Do this:
Across the material below, how many lines contain the word "Windows"? Give only the number.

Material for the task:
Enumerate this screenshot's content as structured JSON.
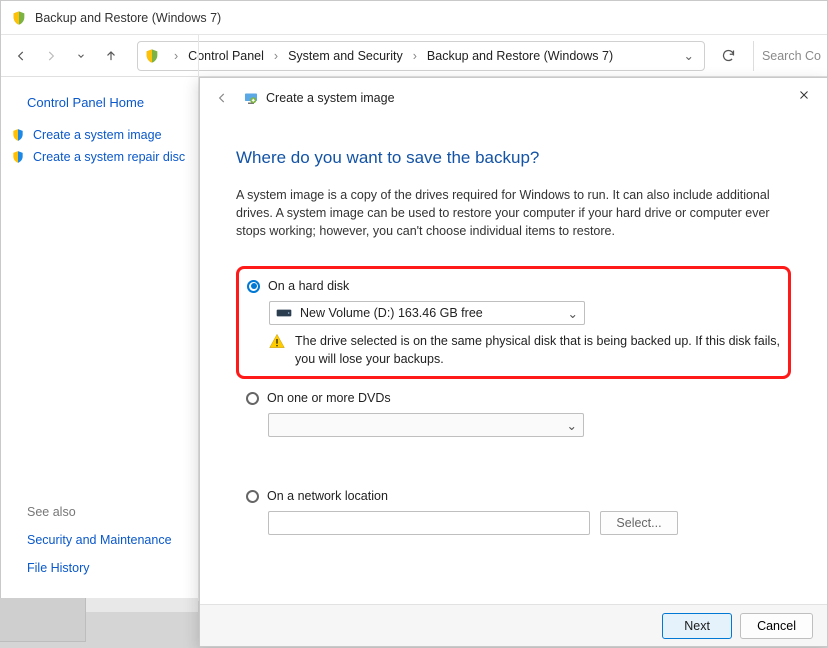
{
  "window": {
    "title": "Backup and Restore (Windows 7)"
  },
  "breadcrumb": {
    "items": [
      "Control Panel",
      "System and Security",
      "Backup and Restore (Windows 7)"
    ]
  },
  "search": {
    "placeholder": "Search Co"
  },
  "leftpane": {
    "home": "Control Panel Home",
    "links": [
      {
        "label": "Create a system image"
      },
      {
        "label": "Create a system repair disc"
      }
    ],
    "see_also_label": "See also",
    "see_also": [
      {
        "label": "Security and Maintenance"
      },
      {
        "label": "File History"
      }
    ]
  },
  "wizard": {
    "title": "Create a system image",
    "heading": "Where do you want to save the backup?",
    "description": "A system image is a copy of the drives required for Windows to run. It can also include additional drives. A system image can be used to restore your computer if your hard drive or computer ever stops working; however, you can't choose individual items to restore.",
    "options": {
      "hard_disk": {
        "label": "On a hard disk",
        "drive_text": "New Volume (D:)  163.46 GB free",
        "warning": "The drive selected is on the same physical disk that is being backed up. If this disk fails, you will lose your backups."
      },
      "dvd": {
        "label": "On one or more DVDs"
      },
      "network": {
        "label": "On a network location",
        "button": "Select..."
      }
    },
    "buttons": {
      "next": "Next",
      "cancel": "Cancel"
    }
  }
}
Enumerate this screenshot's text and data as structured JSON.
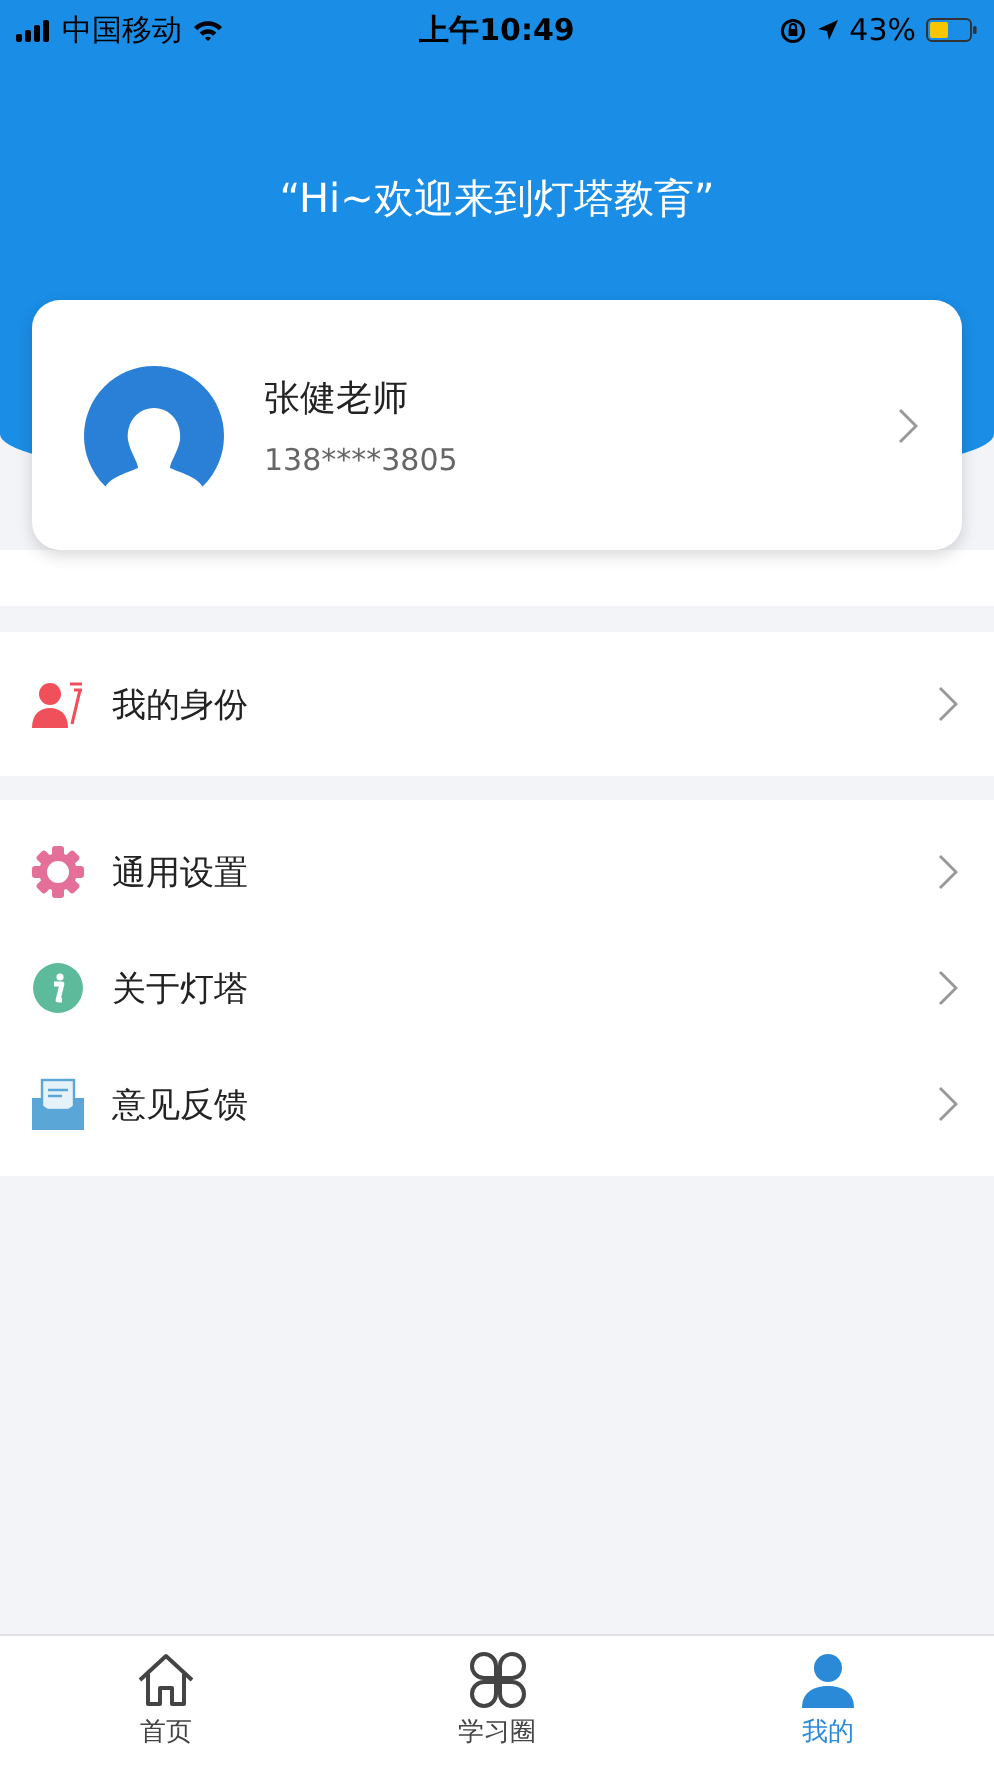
{
  "status_bar": {
    "carrier": "中国移动",
    "time": "上午10:49",
    "battery": "43%"
  },
  "header": {
    "greeting": "“Hi~欢迎来到灯塔教育”"
  },
  "profile": {
    "name": "张健老师",
    "phone": "138****3805"
  },
  "menu_groups": [
    [
      {
        "kind": "identity",
        "label": "我的身份"
      }
    ],
    [
      {
        "kind": "settings",
        "label": "通用设置"
      },
      {
        "kind": "about",
        "label": "关于灯塔"
      },
      {
        "kind": "feedback",
        "label": "意见反馈"
      }
    ]
  ],
  "tabs": [
    {
      "kind": "home",
      "label": "首页",
      "selected": false
    },
    {
      "kind": "circle",
      "label": "学习圈",
      "selected": false
    },
    {
      "kind": "me",
      "label": "我的",
      "selected": true
    }
  ]
}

Complete output:
3